Required task -> Below are some entries. Output each one exactly as it appears.

Raw records ->

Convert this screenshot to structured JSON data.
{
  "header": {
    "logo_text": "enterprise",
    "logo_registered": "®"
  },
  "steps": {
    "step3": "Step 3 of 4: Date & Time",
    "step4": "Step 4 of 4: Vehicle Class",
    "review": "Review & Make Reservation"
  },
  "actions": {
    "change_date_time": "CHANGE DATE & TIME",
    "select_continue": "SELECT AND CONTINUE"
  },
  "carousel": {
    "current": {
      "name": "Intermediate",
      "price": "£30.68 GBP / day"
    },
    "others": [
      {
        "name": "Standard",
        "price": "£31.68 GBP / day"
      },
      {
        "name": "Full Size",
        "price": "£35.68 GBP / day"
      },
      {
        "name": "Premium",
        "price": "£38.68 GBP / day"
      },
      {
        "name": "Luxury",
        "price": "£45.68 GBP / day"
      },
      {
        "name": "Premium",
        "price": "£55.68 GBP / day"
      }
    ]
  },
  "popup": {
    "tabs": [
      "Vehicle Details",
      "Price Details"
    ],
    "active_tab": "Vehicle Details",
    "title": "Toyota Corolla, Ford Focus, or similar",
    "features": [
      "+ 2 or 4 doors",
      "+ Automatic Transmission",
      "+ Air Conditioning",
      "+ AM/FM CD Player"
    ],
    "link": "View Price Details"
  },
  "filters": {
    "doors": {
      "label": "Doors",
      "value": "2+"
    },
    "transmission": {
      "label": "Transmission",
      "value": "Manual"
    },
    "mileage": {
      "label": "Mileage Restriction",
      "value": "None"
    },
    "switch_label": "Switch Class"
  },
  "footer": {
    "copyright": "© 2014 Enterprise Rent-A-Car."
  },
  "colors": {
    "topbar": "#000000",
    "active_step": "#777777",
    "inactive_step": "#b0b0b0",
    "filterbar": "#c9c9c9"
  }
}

Result ->
Convert this screenshot to structured JSON data.
{
  "header": {
    "logo_text": "enterprise",
    "logo_registered": "®"
  },
  "steps": {
    "step3": "Step 3 of 4: Date & Time",
    "step4": "Step 4 of 4: Vehicle Class",
    "review": "Review & Make Reservation"
  },
  "actions": {
    "change_date_time": "CHANGE DATE & TIME",
    "select_continue": "SELECT AND CONTINUE"
  },
  "carousel": {
    "current": {
      "name": "Intermediate",
      "price": "£30.68 GBP / day"
    },
    "others": [
      {
        "name": "Standard",
        "price": "£31.68 GBP / day"
      },
      {
        "name": "Full Size",
        "price": "£35.68 GBP / day"
      },
      {
        "name": "Premium",
        "price": "£38.68 GBP / day"
      },
      {
        "name": "Luxury",
        "price": "£45.68 GBP / day"
      },
      {
        "name": "Premium",
        "price": "£55.68 GBP / day"
      }
    ]
  },
  "popup": {
    "tabs": [
      "Vehicle Details",
      "Price Details"
    ],
    "active_tab": "Vehicle Details",
    "title": "Toyota Corolla, Ford Focus, or similar",
    "features": [
      "+ 2 or 4 doors",
      "+ Automatic Transmission",
      "+ Air Conditioning",
      "+ AM/FM CD Player"
    ],
    "link": "View Price Details"
  },
  "filters": {
    "doors": {
      "label": "Doors",
      "value": "2+"
    },
    "transmission": {
      "label": "Transmission",
      "value": "Manual"
    },
    "mileage": {
      "label": "Mileage Restriction",
      "value": "None"
    },
    "switch_label": "Switch Class"
  },
  "footer": {
    "copyright": "© 2014 Enterprise Rent-A-Car."
  },
  "colors": {
    "topbar": "#000000",
    "active_step": "#777777",
    "inactive_step": "#b0b0b0",
    "filterbar": "#c9c9c9"
  }
}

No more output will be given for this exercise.